** Start of RAW DATA **
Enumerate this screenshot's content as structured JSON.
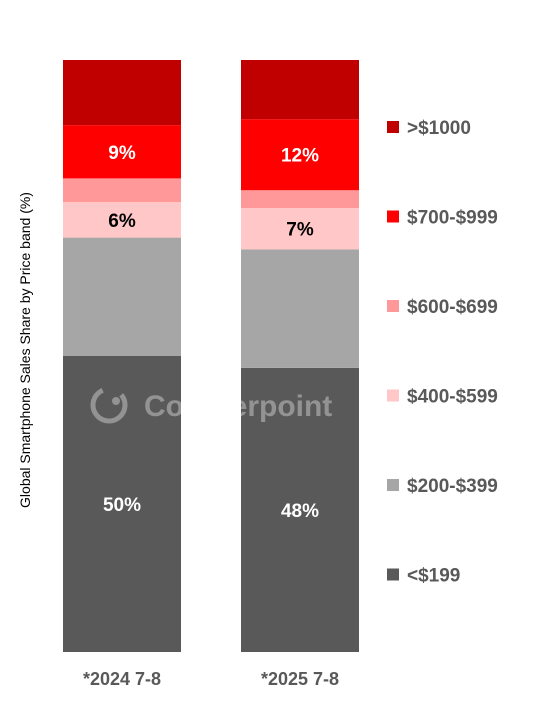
{
  "chart_data": {
    "type": "bar",
    "stacked": true,
    "normalized_percent": true,
    "ylabel": "Global Smartphone Sales Share by Price band (%)",
    "categories": [
      "*2024 7-8",
      "*2025 7-8"
    ],
    "series": [
      {
        "name": "<$199",
        "color": "#595959",
        "values": [
          50,
          48
        ],
        "labels": [
          "50%",
          "48%"
        ],
        "label_color": "#ffffff"
      },
      {
        "name": "$200-$399",
        "color": "#a6a6a6",
        "values": [
          20,
          20
        ],
        "labels": [
          "",
          ""
        ],
        "label_color": "#000000"
      },
      {
        "name": "$400-$599",
        "color": "#ffc7c7",
        "values": [
          6,
          7
        ],
        "labels": [
          "6%",
          "7%"
        ],
        "label_color": "#000000"
      },
      {
        "name": "$600-$699",
        "color": "#ff9999",
        "values": [
          4,
          3
        ],
        "labels": [
          "",
          ""
        ],
        "label_color": "#000000"
      },
      {
        "name": "$700-$999",
        "color": "#ff0000",
        "values": [
          9,
          12
        ],
        "labels": [
          "9%",
          "12%"
        ],
        "label_color": "#ffffff"
      },
      {
        "name": ">$1000",
        "color": "#c00000",
        "values": [
          11,
          10
        ],
        "labels": [
          "",
          ""
        ],
        "label_color": "#ffffff"
      }
    ],
    "legend_position": "right",
    "ylim": [
      0,
      100
    ],
    "grid": false
  },
  "watermark": {
    "text": "Counterpoint",
    "icon": "counterpoint-logo-icon"
  }
}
** End of RAW DATA **
EXERCISE REQUIREMENTS> Without the pictures, reproduce every line of the records above exactly.

ANSWER TO THIS EXERCISE>
Enumerate this screenshot's content as structured JSON.
{
  "chart_data": {
    "type": "bar",
    "stacked": true,
    "normalized_percent": true,
    "ylabel": "Global Smartphone Sales Share by Price band (%)",
    "categories": [
      "*2024 7-8",
      "*2025 7-8"
    ],
    "series": [
      {
        "name": "<$199",
        "color": "#595959",
        "values": [
          50,
          48
        ],
        "labels": [
          "50%",
          "48%"
        ],
        "label_color": "#ffffff"
      },
      {
        "name": "$200-$399",
        "color": "#a6a6a6",
        "values": [
          20,
          20
        ],
        "labels": [
          "",
          ""
        ],
        "label_color": "#000000"
      },
      {
        "name": "$400-$599",
        "color": "#ffc7c7",
        "values": [
          6,
          7
        ],
        "labels": [
          "6%",
          "7%"
        ],
        "label_color": "#000000"
      },
      {
        "name": "$600-$699",
        "color": "#ff9999",
        "values": [
          4,
          3
        ],
        "labels": [
          "",
          ""
        ],
        "label_color": "#000000"
      },
      {
        "name": "$700-$999",
        "color": "#ff0000",
        "values": [
          9,
          12
        ],
        "labels": [
          "9%",
          "12%"
        ],
        "label_color": "#ffffff"
      },
      {
        "name": ">$1000",
        "color": "#c00000",
        "values": [
          11,
          10
        ],
        "labels": [
          "",
          ""
        ],
        "label_color": "#ffffff"
      }
    ],
    "legend_position": "right",
    "ylim": [
      0,
      100
    ],
    "grid": false
  },
  "watermark": {
    "text": "Counterpoint",
    "icon": "counterpoint-logo-icon"
  }
}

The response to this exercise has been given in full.